**WHAT YOU SHOULD DO:**
In the material below, find every line with "JSON" and pull it out.

===== DATA SUPPLIED

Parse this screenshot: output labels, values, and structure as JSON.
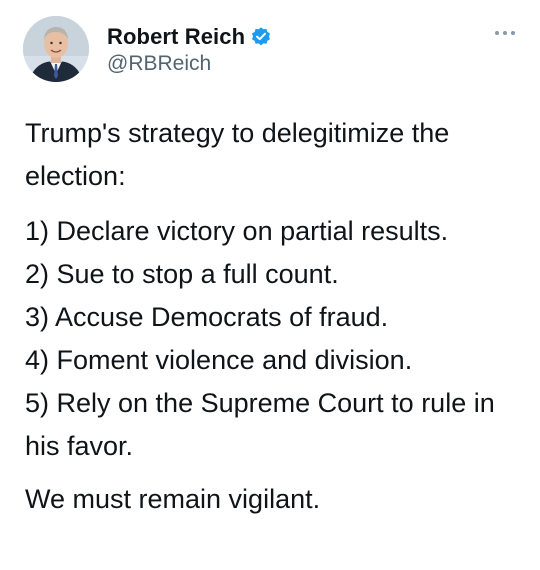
{
  "tweet": {
    "author": {
      "display_name": "Robert Reich",
      "handle": "@RBReich",
      "verified": true
    },
    "text": {
      "intro_line1": "Trump's strategy to delegitimize the",
      "intro_line2": "election:",
      "items": [
        "1) Declare victory on partial results.",
        "2) Sue to stop a full count.",
        "3) Accuse Democrats of fraud.",
        "4) Foment violence and division.",
        "5) Rely on the Supreme Court to rule in",
        "his favor."
      ],
      "closing": "We must remain vigilant."
    }
  },
  "icons": {
    "verified": "verified-badge-icon",
    "more": "more-options-icon",
    "avatar": "profile-avatar"
  },
  "colors": {
    "text": "#0f1419",
    "secondary": "#536471",
    "verified": "#1d9bf0"
  }
}
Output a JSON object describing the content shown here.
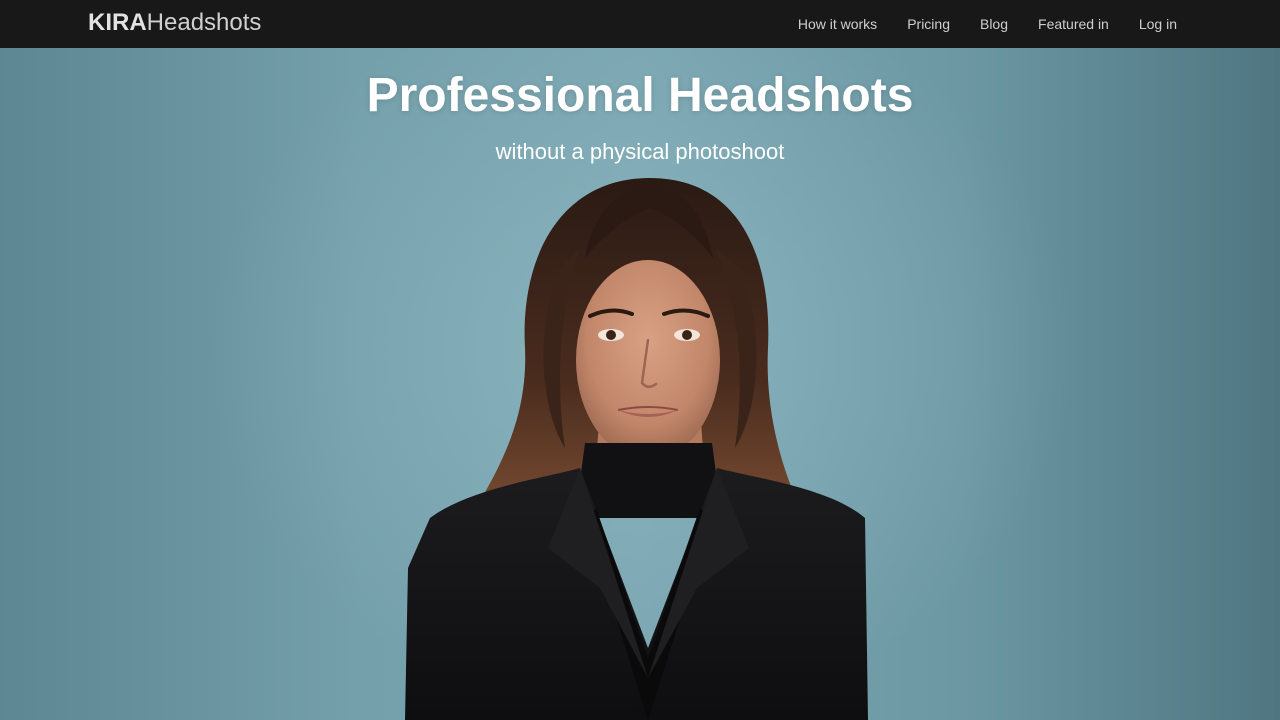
{
  "header": {
    "logo_strong": "KIRA",
    "logo_light": "Headshots",
    "nav": [
      {
        "label": "How it works"
      },
      {
        "label": "Pricing"
      },
      {
        "label": "Blog"
      },
      {
        "label": "Featured in"
      },
      {
        "label": "Log in"
      }
    ]
  },
  "hero": {
    "title": "Professional Headshots",
    "subtitle": "without a physical photoshoot",
    "photo_subject": "woman-headshot-photo"
  },
  "colors": {
    "navbar": "#181818",
    "background": "#6b97a3",
    "hero_text": "#ffffff"
  }
}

==========

**EXERCISE RESPONSE:**
Parse this screenshot: output labels, values, and structure as JSON.
Output a JSON object describing the content shown here.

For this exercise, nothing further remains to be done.